## CHALLENGE
Report how many lines contain "currency"; state the number and nothing else.

## RECORDS SUPPLIED
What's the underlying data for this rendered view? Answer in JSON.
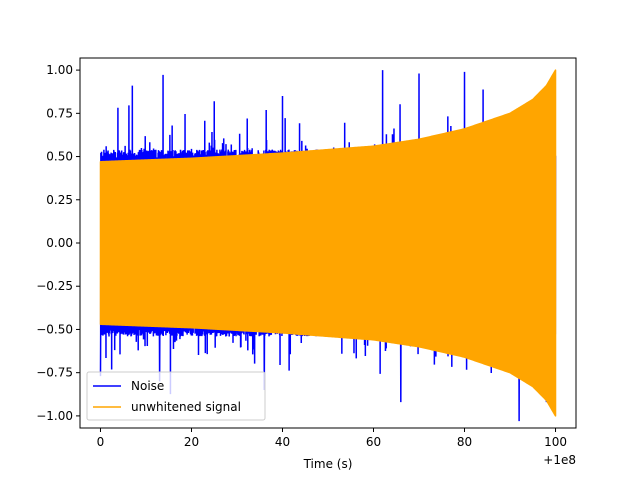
{
  "chart_data": {
    "type": "line",
    "title": "",
    "xlabel": "Time (s)",
    "ylabel": "",
    "x_offset_label": "+1e8",
    "xlim": [
      -4.5,
      104.5
    ],
    "ylim": [
      -1.07,
      1.07
    ],
    "x_ticks": [
      0,
      20,
      40,
      60,
      80,
      100
    ],
    "x_tick_labels": [
      "0",
      "20",
      "40",
      "60",
      "80",
      "100"
    ],
    "y_ticks": [
      1.0,
      0.75,
      0.5,
      0.25,
      0.0,
      -0.25,
      -0.5,
      -0.75,
      -1.0
    ],
    "y_tick_labels": [
      "1.00",
      "0.75",
      "0.50",
      "0.25",
      "0.00",
      "−0.25",
      "−0.50",
      "−0.75",
      "−1.00"
    ],
    "legend_position": "lower-left",
    "series": [
      {
        "name": "Noise",
        "color": "#0000ff",
        "x_range": [
          0,
          100
        ],
        "typical_amplitude": 0.52,
        "max_value": 1.0,
        "min_value": -1.03,
        "peaks": [
          {
            "x": 7,
            "y": 0.91
          },
          {
            "x": 25,
            "y": 0.82
          },
          {
            "x": 40,
            "y": 0.85
          },
          {
            "x": 62,
            "y": 1.0
          },
          {
            "x": 70,
            "y": 0.98
          },
          {
            "x": 80,
            "y": 0.99
          },
          {
            "x": 92,
            "y": 0.85
          },
          {
            "x": 0,
            "y": -0.77
          },
          {
            "x": 13,
            "y": -0.8
          },
          {
            "x": 36,
            "y": -0.85
          },
          {
            "x": 66,
            "y": -0.92
          },
          {
            "x": 92,
            "y": -1.03
          },
          {
            "x": 98,
            "y": -0.92
          }
        ]
      },
      {
        "name": "unwhitened signal",
        "color": "#ffa500",
        "x_range": [
          0,
          100
        ],
        "envelope": [
          {
            "x": 0,
            "y": 0.47
          },
          {
            "x": 20,
            "y": 0.49
          },
          {
            "x": 40,
            "y": 0.52
          },
          {
            "x": 60,
            "y": 0.56
          },
          {
            "x": 70,
            "y": 0.6
          },
          {
            "x": 80,
            "y": 0.66
          },
          {
            "x": 90,
            "y": 0.75
          },
          {
            "x": 95,
            "y": 0.83
          },
          {
            "x": 98,
            "y": 0.91
          },
          {
            "x": 100,
            "y": 1.0
          }
        ]
      }
    ]
  }
}
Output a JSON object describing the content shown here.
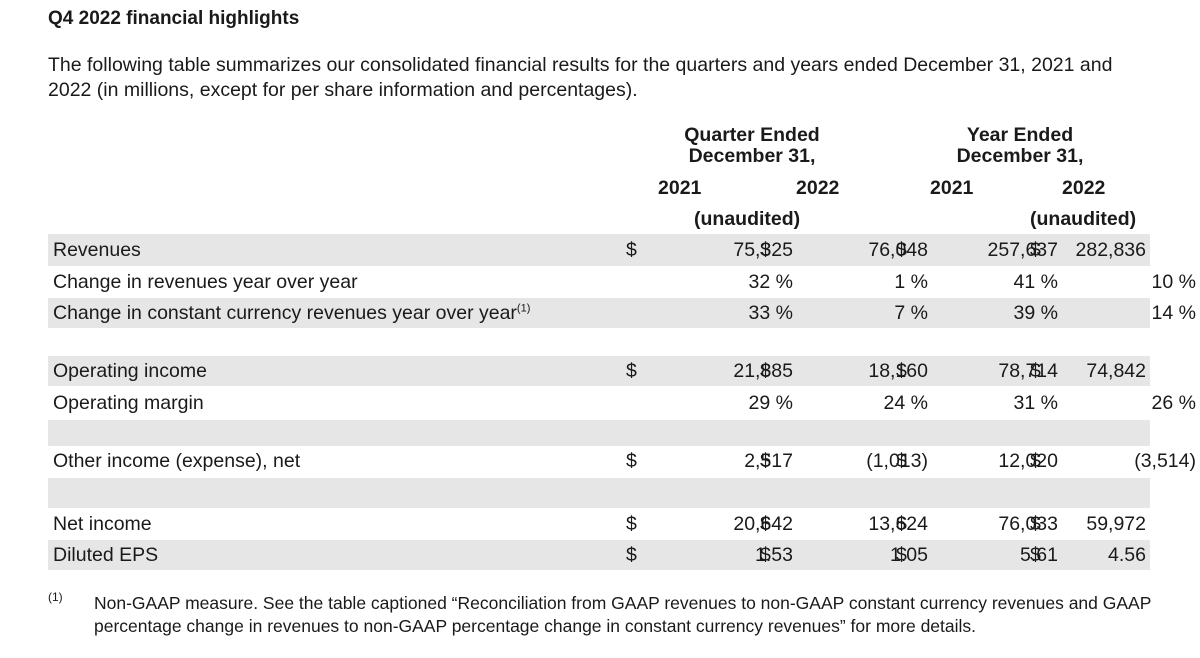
{
  "title": "Q4 2022 financial highlights",
  "intro": "The following table summarizes our consolidated financial results for the quarters and years ended December 31, 2021 and 2022 (in millions, except for per share information and percentages).",
  "headers": {
    "quarter_line1": "Quarter Ended",
    "quarter_line2": "December 31,",
    "year_line1": "Year Ended",
    "year_line2": "December 31,",
    "q_2021": "2021",
    "q_2022": "2022",
    "y_2021": "2021",
    "y_2022": "2022",
    "q_unaudited": "(unaudited)",
    "y_unaudited": "(unaudited)"
  },
  "rows": [
    {
      "label": "Revenues",
      "sup": "",
      "s1": "$",
      "q2021": "75,325",
      "s2": "$",
      "q2022": "76,048",
      "s3": "$",
      "y2021": "257,637",
      "s4": "$",
      "y2022": "282,836"
    },
    {
      "label": "Change in revenues year over year",
      "sup": "",
      "s1": "",
      "q2021": "32 %",
      "s2": "",
      "q2022": "1 %",
      "s3": "",
      "y2021": "41 %",
      "s4": "",
      "y2022": "10 %"
    },
    {
      "label": "Change in constant currency revenues year over year",
      "sup": "(1)",
      "s1": "",
      "q2021": "33 %",
      "s2": "",
      "q2022": "7 %",
      "s3": "",
      "y2021": "39 %",
      "s4": "",
      "y2022": "14 %"
    },
    {
      "label": "Operating income",
      "sup": "",
      "s1": "$",
      "q2021": "21,885",
      "s2": "$",
      "q2022": "18,160",
      "s3": "$",
      "y2021": "78,714",
      "s4": "$",
      "y2022": "74,842"
    },
    {
      "label": "Operating margin",
      "sup": "",
      "s1": "",
      "q2021": "29 %",
      "s2": "",
      "q2022": "24 %",
      "s3": "",
      "y2021": "31 %",
      "s4": "",
      "y2022": "26 %"
    },
    {
      "label": "Other income (expense), net",
      "sup": "",
      "s1": "$",
      "q2021": "2,517",
      "s2": "$",
      "q2022": "(1,013)",
      "s3": "$",
      "y2021": "12,020",
      "s4": "$",
      "y2022": "(3,514)"
    },
    {
      "label": "Net income",
      "sup": "",
      "s1": "$",
      "q2021": "20,642",
      "s2": "$",
      "q2022": "13,624",
      "s3": "$",
      "y2021": "76,033",
      "s4": "$",
      "y2022": "59,972"
    },
    {
      "label": "Diluted EPS",
      "sup": "",
      "s1": "$",
      "q2021": "1.53",
      "s2": "$",
      "q2022": "1.05",
      "s3": "$",
      "y2021": "5.61",
      "s4": "$",
      "y2022": "4.56"
    }
  ],
  "footnote": {
    "mark": "(1)",
    "text": "Non-GAAP measure. See the table captioned “Reconciliation from GAAP revenues to non-GAAP constant currency revenues and GAAP percentage change in revenues to non-GAAP percentage change in constant currency revenues” for more details."
  }
}
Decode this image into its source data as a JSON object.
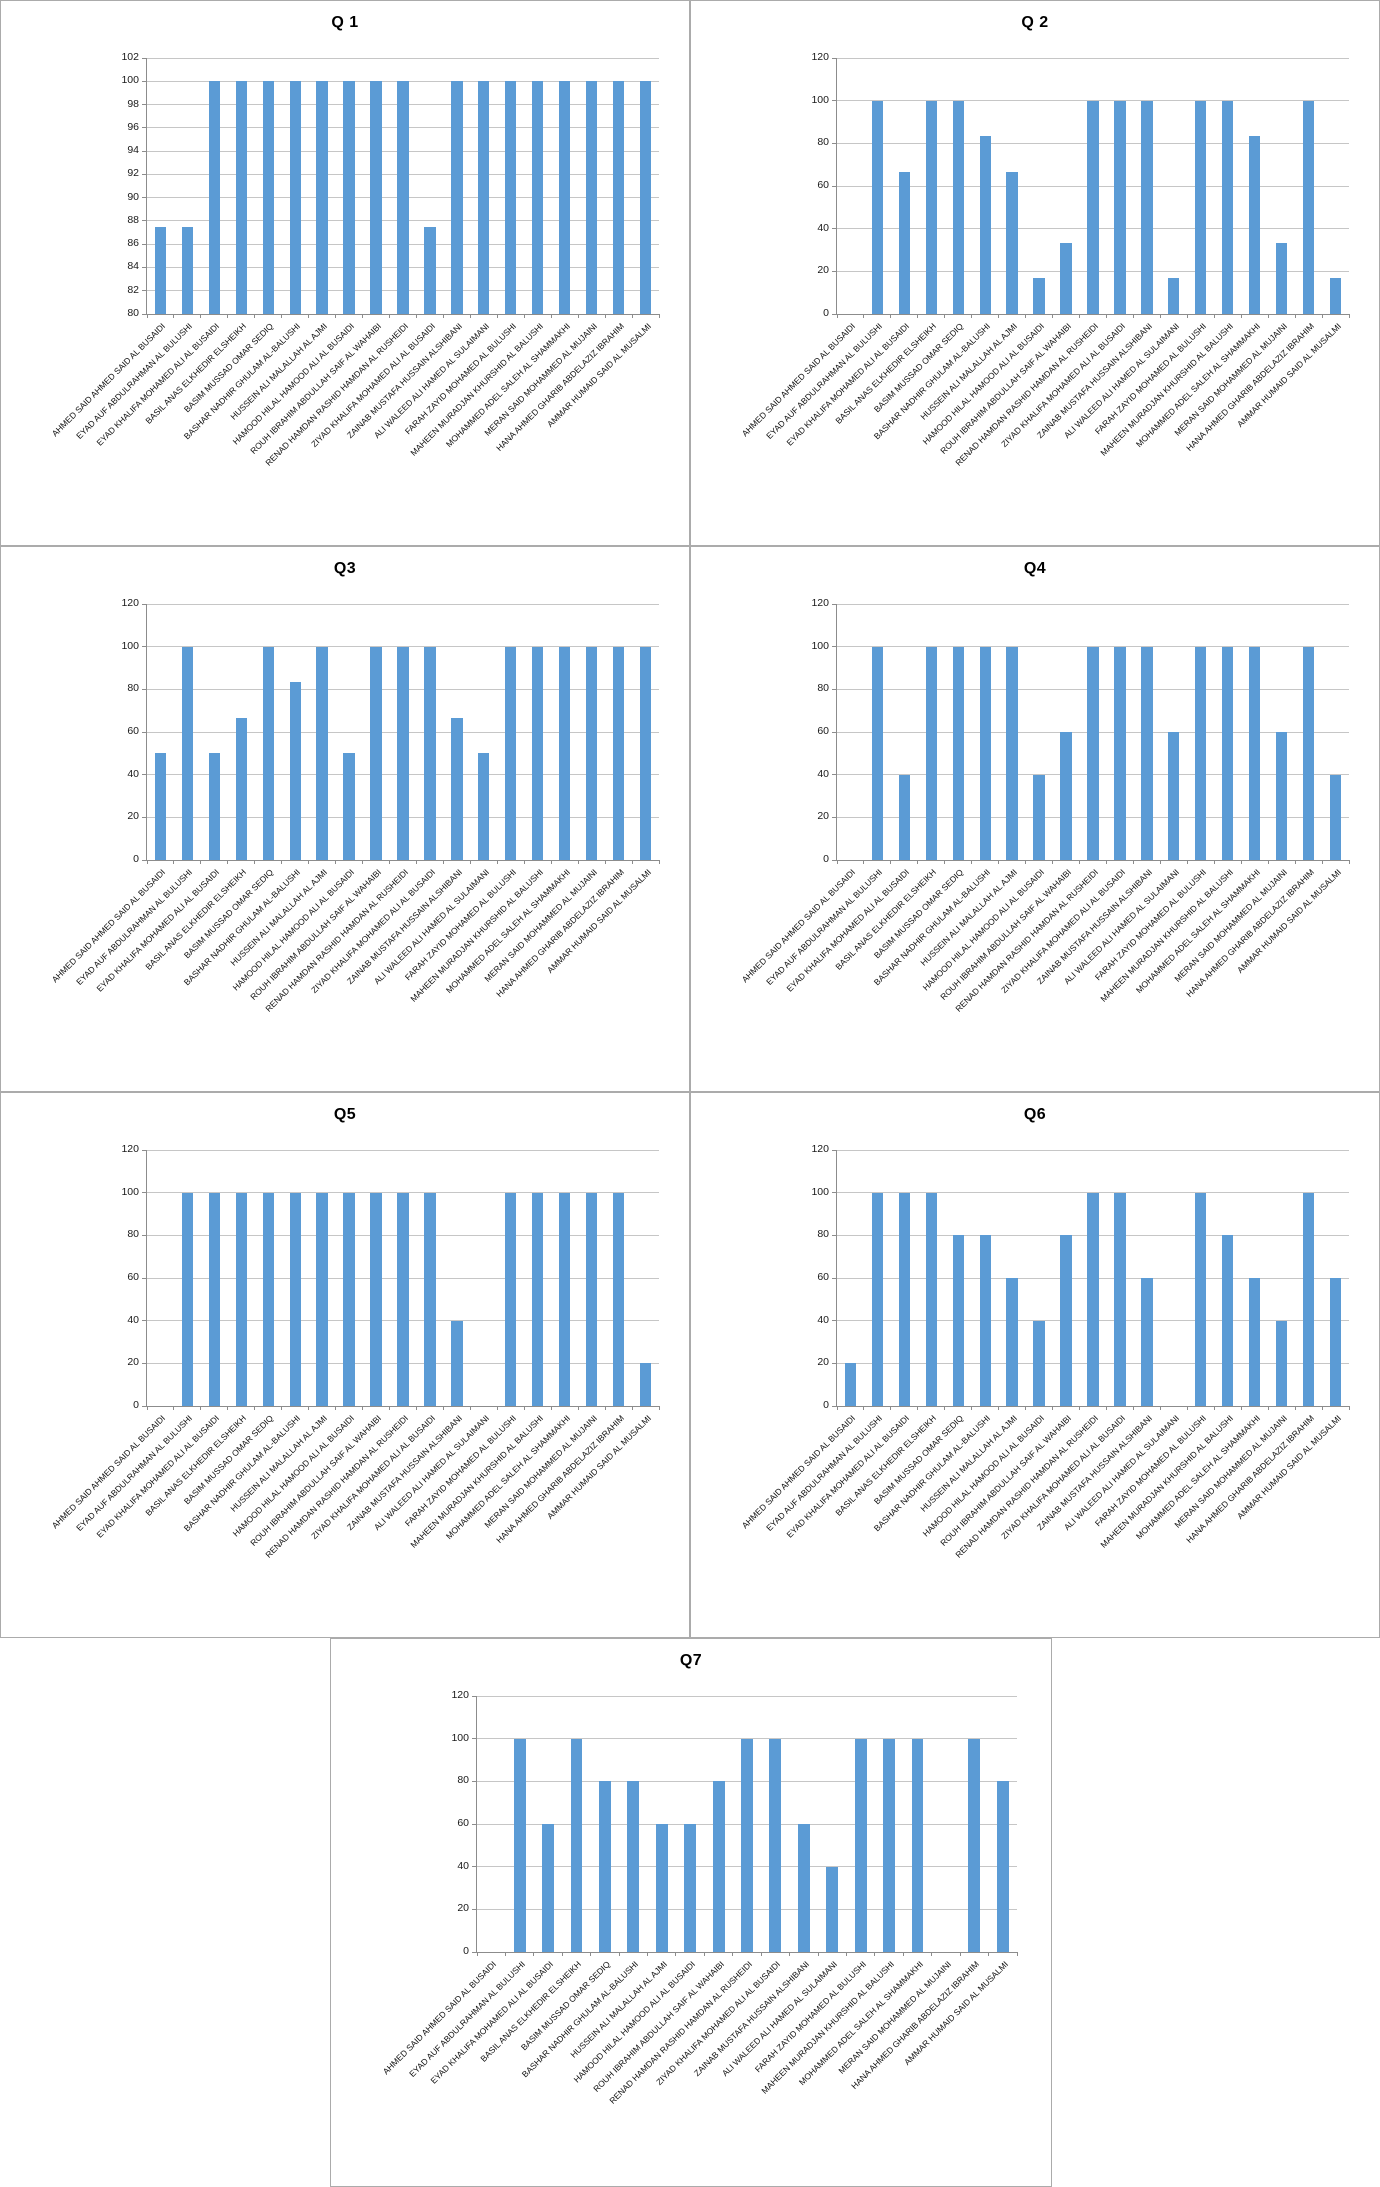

## ANSWER TO THE TASK
2